(Chart and figure data)
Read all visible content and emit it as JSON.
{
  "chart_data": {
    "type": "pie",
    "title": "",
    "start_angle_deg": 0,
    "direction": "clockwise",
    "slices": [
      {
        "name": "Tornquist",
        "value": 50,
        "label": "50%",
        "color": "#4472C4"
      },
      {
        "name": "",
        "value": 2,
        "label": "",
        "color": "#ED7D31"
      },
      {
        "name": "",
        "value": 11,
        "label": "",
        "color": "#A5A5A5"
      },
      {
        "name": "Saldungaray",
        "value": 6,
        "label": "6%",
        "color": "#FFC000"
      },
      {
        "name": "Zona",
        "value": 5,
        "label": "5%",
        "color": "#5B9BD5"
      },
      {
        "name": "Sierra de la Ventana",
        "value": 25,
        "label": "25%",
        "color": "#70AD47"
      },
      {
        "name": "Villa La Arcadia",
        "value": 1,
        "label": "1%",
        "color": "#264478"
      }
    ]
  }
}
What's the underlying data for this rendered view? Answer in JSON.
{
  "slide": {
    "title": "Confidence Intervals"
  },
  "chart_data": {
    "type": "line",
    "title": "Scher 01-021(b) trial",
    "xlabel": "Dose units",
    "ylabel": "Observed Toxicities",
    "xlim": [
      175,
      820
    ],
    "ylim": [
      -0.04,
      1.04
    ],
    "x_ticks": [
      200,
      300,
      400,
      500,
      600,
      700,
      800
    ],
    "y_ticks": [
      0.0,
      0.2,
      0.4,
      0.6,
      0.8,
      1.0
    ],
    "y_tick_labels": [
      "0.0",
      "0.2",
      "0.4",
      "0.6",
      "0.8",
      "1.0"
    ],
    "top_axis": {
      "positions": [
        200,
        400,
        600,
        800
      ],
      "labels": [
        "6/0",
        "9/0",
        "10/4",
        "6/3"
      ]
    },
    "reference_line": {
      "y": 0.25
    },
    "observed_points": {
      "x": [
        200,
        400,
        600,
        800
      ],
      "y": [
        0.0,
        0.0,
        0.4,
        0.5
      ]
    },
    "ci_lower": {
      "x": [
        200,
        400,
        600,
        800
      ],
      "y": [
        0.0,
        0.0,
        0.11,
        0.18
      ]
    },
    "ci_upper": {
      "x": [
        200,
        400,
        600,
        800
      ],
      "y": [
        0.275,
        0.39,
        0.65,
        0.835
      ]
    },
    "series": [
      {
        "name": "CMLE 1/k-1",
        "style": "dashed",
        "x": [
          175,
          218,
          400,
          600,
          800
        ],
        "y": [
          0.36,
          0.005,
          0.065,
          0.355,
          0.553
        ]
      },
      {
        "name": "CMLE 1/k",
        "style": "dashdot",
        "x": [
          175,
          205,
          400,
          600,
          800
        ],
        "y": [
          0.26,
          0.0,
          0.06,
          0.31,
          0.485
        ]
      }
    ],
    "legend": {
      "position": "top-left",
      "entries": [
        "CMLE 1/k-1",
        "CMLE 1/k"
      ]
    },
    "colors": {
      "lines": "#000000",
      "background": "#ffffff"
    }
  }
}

WRITTEN TASK - Output every record above exactly as it appears.

SOLVED PROBLEM -
Read all visible content and emit it as JSON.
{
  "chart_data": {
    "type": "pie",
    "title": "",
    "start_angle_deg": 0,
    "direction": "clockwise",
    "slices": [
      {
        "name": "Tornquist",
        "value": 50,
        "label": "50%",
        "color": "#4472C4"
      },
      {
        "name": "",
        "value": 2,
        "label": "",
        "color": "#ED7D31"
      },
      {
        "name": "",
        "value": 11,
        "label": "",
        "color": "#A5A5A5"
      },
      {
        "name": "Saldungaray",
        "value": 6,
        "label": "6%",
        "color": "#FFC000"
      },
      {
        "name": "Zona",
        "value": 5,
        "label": "5%",
        "color": "#5B9BD5"
      },
      {
        "name": "Sierra de la Ventana",
        "value": 25,
        "label": "25%",
        "color": "#70AD47"
      },
      {
        "name": "Villa La Arcadia",
        "value": 1,
        "label": "1%",
        "color": "#264478"
      }
    ]
  }
}
What's the underlying data for this rendered view? Answer in JSON.
{
  "slide": {
    "title": "Confidence Intervals"
  },
  "chart_data": {
    "type": "line",
    "title": "Scher 01-021(b) trial",
    "xlabel": "Dose units",
    "ylabel": "Observed Toxicities",
    "xlim": [
      175,
      820
    ],
    "ylim": [
      -0.04,
      1.04
    ],
    "x_ticks": [
      200,
      300,
      400,
      500,
      600,
      700,
      800
    ],
    "y_ticks": [
      0.0,
      0.2,
      0.4,
      0.6,
      0.8,
      1.0
    ],
    "y_tick_labels": [
      "0.0",
      "0.2",
      "0.4",
      "0.6",
      "0.8",
      "1.0"
    ],
    "top_axis": {
      "positions": [
        200,
        400,
        600,
        800
      ],
      "labels": [
        "6/0",
        "9/0",
        "10/4",
        "6/3"
      ]
    },
    "reference_line": {
      "y": 0.25
    },
    "observed_points": {
      "x": [
        200,
        400,
        600,
        800
      ],
      "y": [
        0.0,
        0.0,
        0.4,
        0.5
      ]
    },
    "ci_lower": {
      "x": [
        200,
        400,
        600,
        800
      ],
      "y": [
        0.0,
        0.0,
        0.11,
        0.18
      ]
    },
    "ci_upper": {
      "x": [
        200,
        400,
        600,
        800
      ],
      "y": [
        0.275,
        0.39,
        0.65,
        0.835
      ]
    },
    "series": [
      {
        "name": "CMLE 1/k-1",
        "style": "dashed",
        "x": [
          175,
          218,
          400,
          600,
          800
        ],
        "y": [
          0.36,
          0.005,
          0.065,
          0.355,
          0.553
        ]
      },
      {
        "name": "CMLE 1/k",
        "style": "dashdot",
        "x": [
          175,
          205,
          400,
          600,
          800
        ],
        "y": [
          0.26,
          0.0,
          0.06,
          0.31,
          0.485
        ]
      }
    ],
    "legend": {
      "position": "top-left",
      "entries": [
        "CMLE 1/k-1",
        "CMLE 1/k"
      ]
    },
    "colors": {
      "lines": "#000000",
      "background": "#ffffff"
    }
  }
}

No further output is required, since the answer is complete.